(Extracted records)
────────────────────────────────────────

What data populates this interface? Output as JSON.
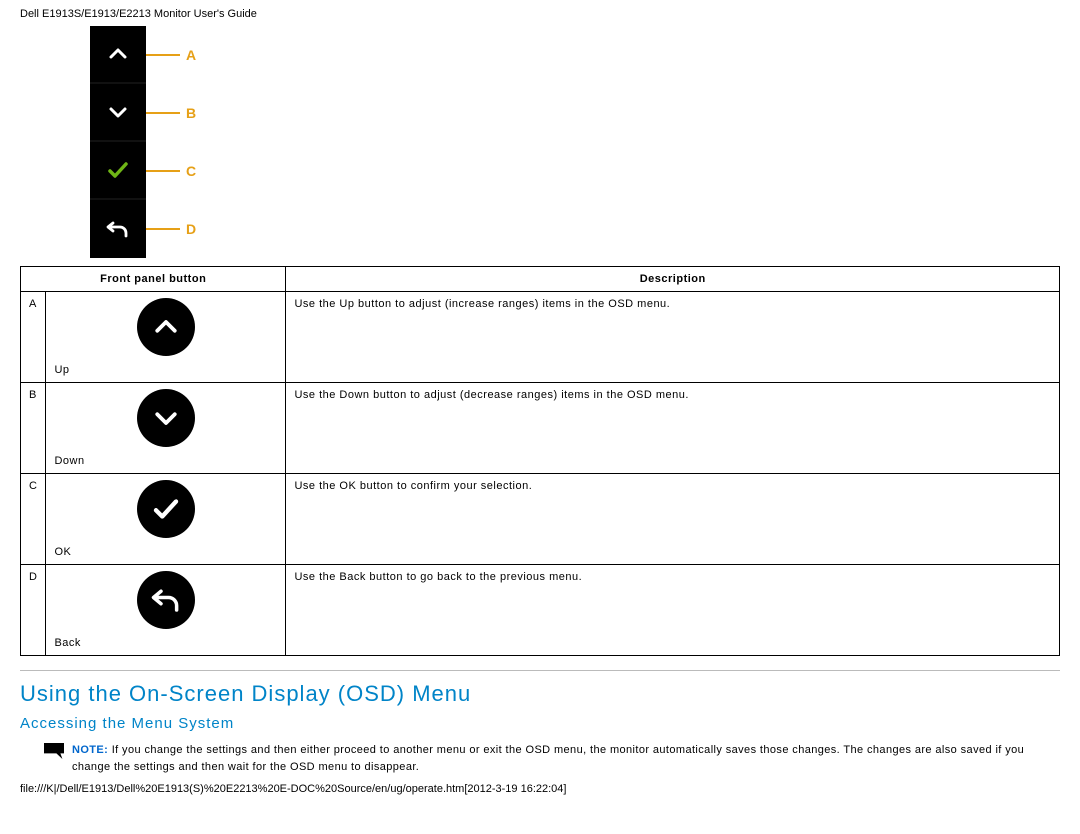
{
  "header": {
    "title": "Dell E1913S/E1913/E2213 Monitor User's Guide"
  },
  "strip": {
    "labels": [
      "A",
      "B",
      "C",
      "D"
    ]
  },
  "table": {
    "head": {
      "col1": "Front panel button",
      "col2": "Description"
    },
    "rows": [
      {
        "letter": "A",
        "name": "Up",
        "desc": "Use the Up button to adjust (increase ranges) items in the OSD menu."
      },
      {
        "letter": "B",
        "name": "Down",
        "desc": "Use the Down button to adjust (decrease ranges) items in the OSD menu."
      },
      {
        "letter": "C",
        "name": "OK",
        "desc": "Use the OK button to confirm your selection."
      },
      {
        "letter": "D",
        "name": "Back",
        "desc": "Use the Back button to go back to the previous menu."
      }
    ]
  },
  "section": {
    "heading": "Using the On-Screen Display (OSD) Menu",
    "subheading": "Accessing the Menu System"
  },
  "note": {
    "label": "NOTE:",
    "text": " If you change the settings and then either proceed to another menu or exit the OSD menu, the monitor automatically saves those changes. The changes are also saved if you change the settings and then wait for the OSD menu to disappear."
  },
  "footer": {
    "path": "file:///K|/Dell/E1913/Dell%20E1913(S)%20E2213%20E-DOC%20Source/en/ug/operate.htm[2012-3-19 16:22:04]"
  }
}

────────────────────────────────────────

• _Exercise_
Please write out all of the material above without changing a word, and omit any pictures.

• _Task response_
What data populates this interface? Output as JSON.
{
  "header": {
    "title": "Dell E1913S/E1913/E2213 Monitor User's Guide"
  },
  "strip": {
    "labels": [
      "A",
      "B",
      "C",
      "D"
    ]
  },
  "table": {
    "head": {
      "col1": "Front panel button",
      "col2": "Description"
    },
    "rows": [
      {
        "letter": "A",
        "name": "Up",
        "desc": "Use the Up button to adjust (increase ranges) items in the OSD menu."
      },
      {
        "letter": "B",
        "name": "Down",
        "desc": "Use the Down button to adjust (decrease ranges) items in the OSD menu."
      },
      {
        "letter": "C",
        "name": "OK",
        "desc": "Use the OK button to confirm your selection."
      },
      {
        "letter": "D",
        "name": "Back",
        "desc": "Use the Back button to go back to the previous menu."
      }
    ]
  },
  "section": {
    "heading": "Using the On-Screen Display (OSD) Menu",
    "subheading": "Accessing the Menu System"
  },
  "note": {
    "label": "NOTE:",
    "text": " If you change the settings and then either proceed to another menu or exit the OSD menu, the monitor automatically saves those changes. The changes are also saved if you change the settings and then wait for the OSD menu to disappear."
  },
  "footer": {
    "path": "file:///K|/Dell/E1913/Dell%20E1913(S)%20E2213%20E-DOC%20Source/en/ug/operate.htm[2012-3-19 16:22:04]"
  }
}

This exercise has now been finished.